### [Set task]
Present the lines of the data as a numbered list with blank lines omitted, starting with the line that contains "slide-container: 1 UNIT" and continuing through the last line of the data.
--- Excerpted records ---
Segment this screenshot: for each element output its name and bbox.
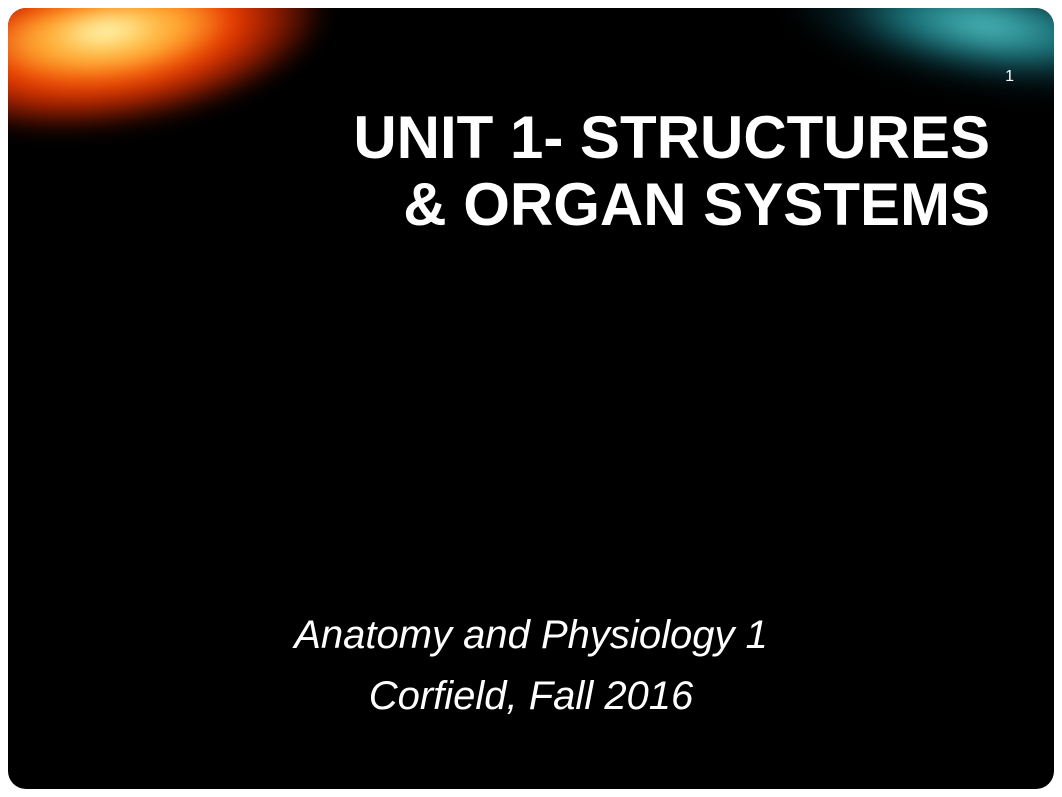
slide-container: 1 UNIT 1- STRUCTURES & ORGAN SYSTEMS Ana… <box>8 8 1054 789</box>
slide-title: UNIT 1- STRUCTURES & ORGAN SYSTEMS <box>353 104 990 238</box>
page-number: 1 <box>1005 68 1014 86</box>
slide-subtitle: Anatomy and Physiology 1 Corﬁeld, Fall 2… <box>8 613 1054 719</box>
title-line-1: UNIT 1- STRUCTURES <box>353 104 990 171</box>
title-line-2: & ORGAN SYSTEMS <box>353 171 990 238</box>
subtitle-line-1: Anatomy and Physiology 1 <box>8 613 1054 658</box>
subtitle-line-2: Corﬁeld, Fall 2016 <box>8 674 1054 719</box>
---
### [Expected answer]
1. slide-container: 1 UNIT 1- STRUCTURES & ORGAN SYSTEMS Ana… <box>8 8 1054 789</box>
2. slide-title: UNIT 1- STRUCTURES & ORGAN SYSTEMS <box>353 104 990 238</box>
3. page-number: 1 <box>1005 68 1014 86</box>
4. slide-subtitle: Anatomy and Physiology 1 Corﬁeld, Fall 2… <box>8 613 1054 719</box>
5. title-line-1: UNIT 1- STRUCTURES <box>353 104 990 171</box>
6. title-line-2: & ORGAN SYSTEMS <box>353 171 990 238</box>
7. subtitle-line-1: Anatomy and Physiology 1 <box>8 613 1054 658</box>
8. subtitle-line-2: Corﬁeld, Fall 2016 <box>8 674 1054 719</box>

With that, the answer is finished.